Count every line that includes the string "частина" in the entries that follow. Nothing besides the number is needed.

— START Dataset extract —

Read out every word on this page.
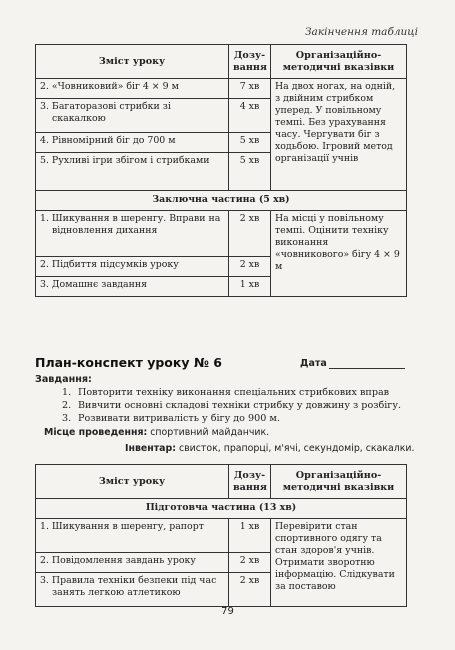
Закінчення таблиці
Зміст уроку	Дозу-вання	Організаційно-методичні вказівки
2. «Човниковий» біг 4 × 9 м	7 хв	На двох ногах, на одній, з двійним стрибком уперед. У повільному темпі. Без урахування часу. Чергувати біг з ходьбою. Ігровий метод організації учнів

3. Багаторазові стрибки зі скакалкою	4 хв	
4. Рівномірний біг до 700 м	5 хв	

5. Рухливі ігри збігом і стрибками	5 хв	
Заключна частина (5 хв)		

1. Шикування в шеренгу. Вправи на відновлення дихання	2 хв	На місці у повільному темпі. Оцінити техніку виконання «човникового» бігу 4 × 9 м
2. Підбиття підсумків уроку	2 хв	
3. Домашнє завдання	1 хв	
План-конспект уроку № 6	Дата
Завдання:
1. Повторити техніку виконання спеціальних стрибкових вправ
2. Вивчити основні складові техніки стрибку у довжину з розбігу.
3. Розвивати витривалість у бігу до 900 м.
Місце проведення: спортивний майданчик.
Інвентар: свисток, прапорці, м'ячі, секундомір, скакалки.
Зміст уроку	Дозу-вання	Організаційно-методичні вказівки
Підготовча частина (13 хв)		

1. Шикування в шеренгу, рапорт	1 хв	Перевірити стан спортивного одягу та стан здоров'я учнів. Отримати зворотню інформацію. Слідкувати за поставою
2. Повідомлення завдань уроку	2 хв	

3. Правила техніки безпеки під час занять легкою атлетикою	2 хв	
79
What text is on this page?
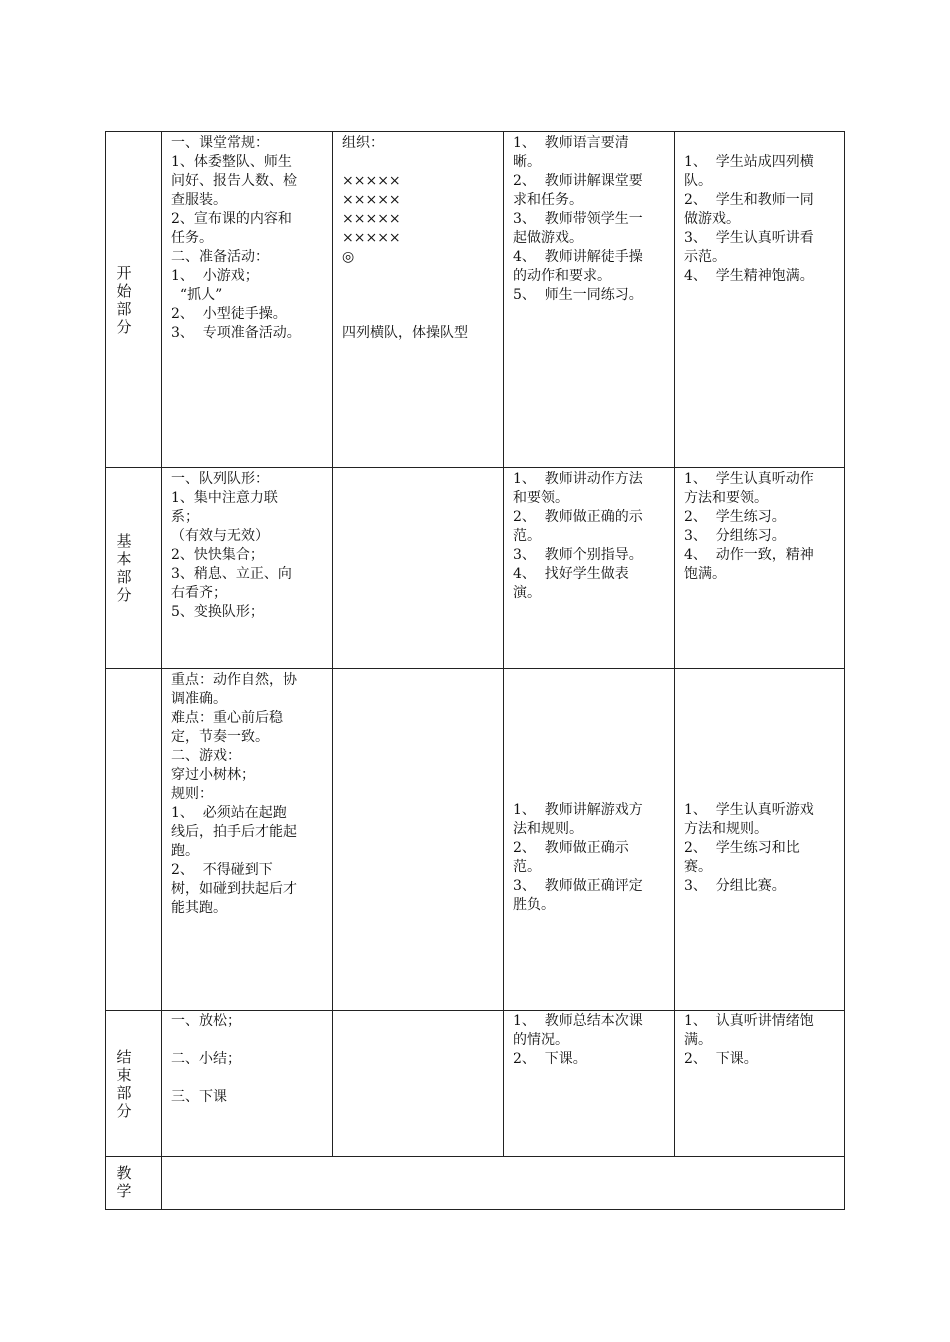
开
始
部
分
一、课堂常规：
1、体委整队、师生
问好、报告人数、检
查服装。
2、宣布课的内容和
任务。
二、准备活动：
1、  小游戏；
“抓人”
2、  小型徒手操。
3、  专项准备活动。
组织：

×××××
×××××
×××××
×××××
◎

四列横队，体操队型
1、  教师语言要清
晰。
2、  教师讲解课堂要
求和任务。
3、  教师带领学生一
起做游戏。
4、  教师讲解徒手操
的动作和要求。
5、  师生一同练习。

1、  学生站成四列横
队。
2、  学生和教师一同
做游戏。
3、  学生认真听讲看
示范。
4、  学生精神饱满。
基
本
部
分
一、队列队形：
1、集中注意力联
系；
（有效与无效）
2、快快集合；
3、稍息、立正、向
右看齐；
5、变换队形；
1、  教师讲动作方法
和要领。
2、  教师做正确的示
范。
3、  教师个别指导。
4、  找好学生做表
演。
1、  学生认真听动作
方法和要领。
2、  学生练习。
3、  分组练习。
4、  动作一致，精神
饱满。
重点：动作自然，协
调准确。
难点：重心前后稳
定，节奏一致。
二、游戏：
穿过小树林；
规则：
1、  必须站在起跑
线后，拍手后才能起
跑。
2、  不得碰到下
树，如碰到扶起后才
能其跑。
1、  教师讲解游戏方
法和规则。
2、  教师做正确示
范。
3、  教师做正确评定
胜负。
1、  学生认真听游戏
方法和规则。
2、  学生练习和比
赛。
3、  分组比赛。
结
束
部
分
一、放松；

二、小结；

三、下课
1、  教师总结本次课
的情况。
2、  下课。
1、  认真听讲情绪饱
满。
2、  下课。
教
学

— END Dataset extract —

● The output: 2